Tasks to complete:
1 > In the build notes, write out the passage from "I love M.2 SSDs, as" up to and including "the M.2 interface.", swapping "outstandingly" for "exceptionally".
2 > According to the build notes, how much disk space is typically allocated to each VM?

I went with Crucial CT4K16G4RFD4213 64 GB (4 x 16 GB) because I trusted the brand. I chose 64 GB because my previous build had 32 GB, and some of my workflows were approaching that limit, so I figured doubling RAM would cover me for the next few years.

Storage 🔗︎

I love M.2 SSDs, as they’re small, perform outstandingly, and neatly tuck away in the motherboard without any cabling. Sadly, the MBD-X10DAL doesn’t support the M.2 interface.

Instead, I stuck with traditional old SATA. I bought a 1 TB Samsung 860 EVO. I typically allocate 40 GB of space to each VM, so 1 TB would give me plenty of room. If I need to upgrade later, I can always buy more disks.

Power 🔗︎

Choosing a power supply unit (PSU) isn’t that interesting, so I again chose mainly by trusted brand, the Corsair CX550M 550W 80 Plus Bronze.

The wattage on all of my components added up to 400 W, so 450 W would have been sufficient. But the 550 W version was only $10 more, which seemed like a fair price for an extra 100 W of breathing room.

Data records:
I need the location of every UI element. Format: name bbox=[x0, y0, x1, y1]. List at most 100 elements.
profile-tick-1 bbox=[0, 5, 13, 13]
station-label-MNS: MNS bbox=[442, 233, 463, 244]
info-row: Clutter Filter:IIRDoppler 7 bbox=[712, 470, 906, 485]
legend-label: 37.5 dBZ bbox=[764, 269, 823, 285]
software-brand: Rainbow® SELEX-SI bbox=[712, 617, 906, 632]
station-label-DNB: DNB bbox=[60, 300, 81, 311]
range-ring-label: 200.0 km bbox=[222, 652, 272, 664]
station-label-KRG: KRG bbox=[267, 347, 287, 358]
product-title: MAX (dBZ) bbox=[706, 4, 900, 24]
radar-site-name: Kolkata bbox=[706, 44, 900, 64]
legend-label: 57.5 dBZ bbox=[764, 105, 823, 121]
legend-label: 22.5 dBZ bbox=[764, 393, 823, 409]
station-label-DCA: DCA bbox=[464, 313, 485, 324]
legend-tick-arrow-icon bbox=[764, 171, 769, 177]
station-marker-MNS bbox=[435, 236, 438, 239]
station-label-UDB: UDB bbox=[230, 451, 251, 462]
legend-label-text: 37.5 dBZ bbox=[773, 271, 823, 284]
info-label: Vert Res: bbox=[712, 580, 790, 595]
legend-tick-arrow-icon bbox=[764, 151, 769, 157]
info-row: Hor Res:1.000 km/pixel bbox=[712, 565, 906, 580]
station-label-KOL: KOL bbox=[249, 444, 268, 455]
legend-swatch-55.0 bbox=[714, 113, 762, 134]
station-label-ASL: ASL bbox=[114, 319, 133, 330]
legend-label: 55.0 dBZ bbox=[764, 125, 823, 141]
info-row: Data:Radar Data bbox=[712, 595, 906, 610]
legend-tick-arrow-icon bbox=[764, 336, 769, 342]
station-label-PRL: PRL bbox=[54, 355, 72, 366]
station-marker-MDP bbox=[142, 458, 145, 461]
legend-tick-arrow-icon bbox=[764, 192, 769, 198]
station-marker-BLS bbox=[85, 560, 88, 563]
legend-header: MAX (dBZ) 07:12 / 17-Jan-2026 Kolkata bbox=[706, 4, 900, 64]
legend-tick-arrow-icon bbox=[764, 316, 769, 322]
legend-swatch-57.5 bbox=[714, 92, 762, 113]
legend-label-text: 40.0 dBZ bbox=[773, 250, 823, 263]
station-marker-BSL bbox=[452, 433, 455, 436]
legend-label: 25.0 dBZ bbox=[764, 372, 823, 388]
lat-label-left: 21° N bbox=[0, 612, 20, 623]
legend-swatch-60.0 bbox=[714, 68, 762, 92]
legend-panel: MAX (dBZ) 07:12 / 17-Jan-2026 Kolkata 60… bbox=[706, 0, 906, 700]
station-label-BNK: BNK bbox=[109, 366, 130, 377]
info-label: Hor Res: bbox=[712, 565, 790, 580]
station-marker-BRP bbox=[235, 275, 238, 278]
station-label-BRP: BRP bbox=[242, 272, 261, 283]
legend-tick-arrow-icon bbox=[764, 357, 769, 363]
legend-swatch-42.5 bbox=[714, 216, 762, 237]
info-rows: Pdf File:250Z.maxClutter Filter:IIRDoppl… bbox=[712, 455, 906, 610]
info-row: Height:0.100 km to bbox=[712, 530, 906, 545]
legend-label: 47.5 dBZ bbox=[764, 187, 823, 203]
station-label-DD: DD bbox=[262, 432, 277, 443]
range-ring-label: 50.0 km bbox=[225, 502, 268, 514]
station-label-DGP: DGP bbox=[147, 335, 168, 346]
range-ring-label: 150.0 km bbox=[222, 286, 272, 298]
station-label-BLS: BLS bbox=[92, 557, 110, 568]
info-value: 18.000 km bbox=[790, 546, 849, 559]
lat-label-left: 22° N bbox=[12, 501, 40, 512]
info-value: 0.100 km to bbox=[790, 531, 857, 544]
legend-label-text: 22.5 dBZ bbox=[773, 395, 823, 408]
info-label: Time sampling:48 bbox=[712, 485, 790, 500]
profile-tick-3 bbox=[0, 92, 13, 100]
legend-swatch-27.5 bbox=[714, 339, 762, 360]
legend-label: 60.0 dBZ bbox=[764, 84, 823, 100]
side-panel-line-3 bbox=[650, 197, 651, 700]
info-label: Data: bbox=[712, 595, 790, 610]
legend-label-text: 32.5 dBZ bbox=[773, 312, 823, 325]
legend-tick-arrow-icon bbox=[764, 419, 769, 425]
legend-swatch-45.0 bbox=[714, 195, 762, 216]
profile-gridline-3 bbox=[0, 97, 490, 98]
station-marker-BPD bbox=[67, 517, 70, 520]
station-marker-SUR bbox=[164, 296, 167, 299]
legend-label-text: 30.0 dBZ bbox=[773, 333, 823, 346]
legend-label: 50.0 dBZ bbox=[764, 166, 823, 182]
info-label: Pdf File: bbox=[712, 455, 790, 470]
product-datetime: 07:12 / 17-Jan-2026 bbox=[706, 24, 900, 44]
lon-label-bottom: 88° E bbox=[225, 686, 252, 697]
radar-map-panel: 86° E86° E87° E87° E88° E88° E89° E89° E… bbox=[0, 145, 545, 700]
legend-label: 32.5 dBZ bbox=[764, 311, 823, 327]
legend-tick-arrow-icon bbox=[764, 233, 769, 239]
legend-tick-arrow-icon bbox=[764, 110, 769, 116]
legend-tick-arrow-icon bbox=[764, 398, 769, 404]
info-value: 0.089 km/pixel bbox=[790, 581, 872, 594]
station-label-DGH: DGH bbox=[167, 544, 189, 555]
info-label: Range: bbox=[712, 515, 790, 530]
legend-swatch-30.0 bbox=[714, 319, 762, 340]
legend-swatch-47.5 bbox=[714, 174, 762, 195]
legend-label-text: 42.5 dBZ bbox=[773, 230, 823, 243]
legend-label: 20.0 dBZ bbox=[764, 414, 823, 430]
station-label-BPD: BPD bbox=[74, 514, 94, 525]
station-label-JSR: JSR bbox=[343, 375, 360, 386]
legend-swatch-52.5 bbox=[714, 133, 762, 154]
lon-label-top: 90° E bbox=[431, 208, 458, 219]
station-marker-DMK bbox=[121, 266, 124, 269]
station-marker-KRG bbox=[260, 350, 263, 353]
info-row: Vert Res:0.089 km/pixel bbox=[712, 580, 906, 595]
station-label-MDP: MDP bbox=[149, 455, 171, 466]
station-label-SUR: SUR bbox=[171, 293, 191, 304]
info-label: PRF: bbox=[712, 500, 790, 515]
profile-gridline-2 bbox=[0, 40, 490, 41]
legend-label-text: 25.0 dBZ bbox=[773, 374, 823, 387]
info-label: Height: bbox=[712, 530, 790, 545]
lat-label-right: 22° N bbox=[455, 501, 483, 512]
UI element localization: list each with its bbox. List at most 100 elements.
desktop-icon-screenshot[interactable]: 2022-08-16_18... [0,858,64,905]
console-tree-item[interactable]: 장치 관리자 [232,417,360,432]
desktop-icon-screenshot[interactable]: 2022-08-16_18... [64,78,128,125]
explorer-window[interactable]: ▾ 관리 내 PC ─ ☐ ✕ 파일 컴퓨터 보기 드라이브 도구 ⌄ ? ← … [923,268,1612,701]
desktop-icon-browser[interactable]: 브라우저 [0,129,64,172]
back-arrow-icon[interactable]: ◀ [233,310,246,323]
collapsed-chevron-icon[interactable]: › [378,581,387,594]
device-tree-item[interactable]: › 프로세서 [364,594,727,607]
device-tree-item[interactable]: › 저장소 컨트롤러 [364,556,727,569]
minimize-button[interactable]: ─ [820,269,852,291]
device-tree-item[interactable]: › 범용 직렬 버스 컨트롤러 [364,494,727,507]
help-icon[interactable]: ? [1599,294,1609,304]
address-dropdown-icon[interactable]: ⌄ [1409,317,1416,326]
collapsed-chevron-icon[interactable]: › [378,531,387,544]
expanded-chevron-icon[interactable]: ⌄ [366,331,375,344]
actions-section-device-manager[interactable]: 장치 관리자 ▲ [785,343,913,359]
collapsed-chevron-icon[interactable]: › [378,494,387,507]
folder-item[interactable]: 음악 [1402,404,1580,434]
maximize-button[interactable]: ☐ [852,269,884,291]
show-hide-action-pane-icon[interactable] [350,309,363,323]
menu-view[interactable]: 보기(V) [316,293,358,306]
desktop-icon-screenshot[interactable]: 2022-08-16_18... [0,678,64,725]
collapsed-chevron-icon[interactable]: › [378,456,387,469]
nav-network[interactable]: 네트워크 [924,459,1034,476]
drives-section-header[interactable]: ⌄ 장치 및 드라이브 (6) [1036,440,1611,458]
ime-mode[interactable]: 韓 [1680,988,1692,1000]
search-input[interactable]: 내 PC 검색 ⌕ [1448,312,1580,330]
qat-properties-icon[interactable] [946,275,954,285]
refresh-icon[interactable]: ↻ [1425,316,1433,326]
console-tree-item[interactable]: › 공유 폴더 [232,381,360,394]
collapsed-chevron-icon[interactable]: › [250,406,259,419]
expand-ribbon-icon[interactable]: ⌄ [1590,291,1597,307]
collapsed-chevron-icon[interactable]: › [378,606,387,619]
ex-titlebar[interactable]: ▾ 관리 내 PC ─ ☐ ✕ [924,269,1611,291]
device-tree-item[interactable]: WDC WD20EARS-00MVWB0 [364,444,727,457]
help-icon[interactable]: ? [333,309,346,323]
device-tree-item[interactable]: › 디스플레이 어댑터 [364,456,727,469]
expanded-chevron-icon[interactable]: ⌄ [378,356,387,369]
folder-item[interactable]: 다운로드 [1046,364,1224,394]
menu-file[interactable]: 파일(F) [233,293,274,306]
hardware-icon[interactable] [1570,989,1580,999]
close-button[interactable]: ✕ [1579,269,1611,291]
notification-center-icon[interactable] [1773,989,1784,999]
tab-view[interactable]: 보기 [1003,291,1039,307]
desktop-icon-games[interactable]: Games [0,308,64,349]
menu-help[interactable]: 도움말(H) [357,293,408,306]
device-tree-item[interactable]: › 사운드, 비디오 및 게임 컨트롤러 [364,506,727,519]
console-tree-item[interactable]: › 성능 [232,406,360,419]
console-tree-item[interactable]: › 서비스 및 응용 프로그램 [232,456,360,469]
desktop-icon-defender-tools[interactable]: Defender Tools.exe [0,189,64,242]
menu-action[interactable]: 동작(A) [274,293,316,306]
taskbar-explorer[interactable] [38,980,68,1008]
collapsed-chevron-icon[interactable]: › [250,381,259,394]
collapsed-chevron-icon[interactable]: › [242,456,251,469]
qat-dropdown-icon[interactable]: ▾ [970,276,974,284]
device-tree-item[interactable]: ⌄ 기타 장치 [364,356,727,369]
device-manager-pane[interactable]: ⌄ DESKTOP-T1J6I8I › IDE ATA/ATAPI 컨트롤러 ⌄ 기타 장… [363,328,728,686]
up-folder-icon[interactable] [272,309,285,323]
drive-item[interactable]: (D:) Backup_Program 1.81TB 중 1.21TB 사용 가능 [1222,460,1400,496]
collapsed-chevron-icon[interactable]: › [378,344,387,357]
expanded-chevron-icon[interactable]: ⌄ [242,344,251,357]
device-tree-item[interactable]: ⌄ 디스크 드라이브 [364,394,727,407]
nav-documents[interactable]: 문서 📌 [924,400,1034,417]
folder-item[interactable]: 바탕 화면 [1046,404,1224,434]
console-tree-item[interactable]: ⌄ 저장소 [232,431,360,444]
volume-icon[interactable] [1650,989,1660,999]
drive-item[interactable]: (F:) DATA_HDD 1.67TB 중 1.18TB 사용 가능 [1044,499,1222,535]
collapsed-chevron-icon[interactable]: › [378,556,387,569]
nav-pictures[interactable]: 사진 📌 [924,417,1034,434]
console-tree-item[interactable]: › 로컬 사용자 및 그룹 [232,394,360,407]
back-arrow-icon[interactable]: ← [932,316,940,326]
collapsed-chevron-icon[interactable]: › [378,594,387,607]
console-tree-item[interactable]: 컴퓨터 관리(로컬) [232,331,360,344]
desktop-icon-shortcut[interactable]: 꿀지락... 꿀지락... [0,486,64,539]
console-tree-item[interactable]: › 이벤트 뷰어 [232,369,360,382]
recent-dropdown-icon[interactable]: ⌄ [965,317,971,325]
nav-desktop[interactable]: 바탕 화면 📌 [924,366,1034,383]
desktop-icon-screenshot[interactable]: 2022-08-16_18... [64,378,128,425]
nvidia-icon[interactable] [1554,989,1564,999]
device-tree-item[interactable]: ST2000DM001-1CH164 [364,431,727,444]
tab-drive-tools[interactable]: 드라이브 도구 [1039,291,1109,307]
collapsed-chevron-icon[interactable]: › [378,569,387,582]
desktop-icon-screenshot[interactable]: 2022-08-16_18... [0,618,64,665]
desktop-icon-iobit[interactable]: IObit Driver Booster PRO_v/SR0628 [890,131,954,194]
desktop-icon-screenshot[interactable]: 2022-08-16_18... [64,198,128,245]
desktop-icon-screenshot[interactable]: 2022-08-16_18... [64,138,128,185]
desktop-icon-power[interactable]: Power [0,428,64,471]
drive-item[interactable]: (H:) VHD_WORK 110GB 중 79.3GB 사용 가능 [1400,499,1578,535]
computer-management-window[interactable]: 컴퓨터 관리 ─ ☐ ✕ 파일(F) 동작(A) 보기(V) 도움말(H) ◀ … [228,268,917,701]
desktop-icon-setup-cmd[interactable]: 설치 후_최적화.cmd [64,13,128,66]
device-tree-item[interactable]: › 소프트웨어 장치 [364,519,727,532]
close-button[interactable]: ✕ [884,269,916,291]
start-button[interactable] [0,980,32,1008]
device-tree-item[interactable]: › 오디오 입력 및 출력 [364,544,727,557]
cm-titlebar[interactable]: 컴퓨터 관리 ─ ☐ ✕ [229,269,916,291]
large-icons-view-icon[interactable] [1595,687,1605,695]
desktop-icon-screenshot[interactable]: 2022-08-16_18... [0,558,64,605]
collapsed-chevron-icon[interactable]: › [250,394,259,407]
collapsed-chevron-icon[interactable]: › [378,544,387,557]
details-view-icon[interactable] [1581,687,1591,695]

Solutions:
1 >
I love M.2 SSDs, as they’re small, perform exceptionally, and neatly tuck away in the motherboard without any cabling. Sadly, the MBD-X10DAL doesn’t support the M.2 interface.

2 > 40 GB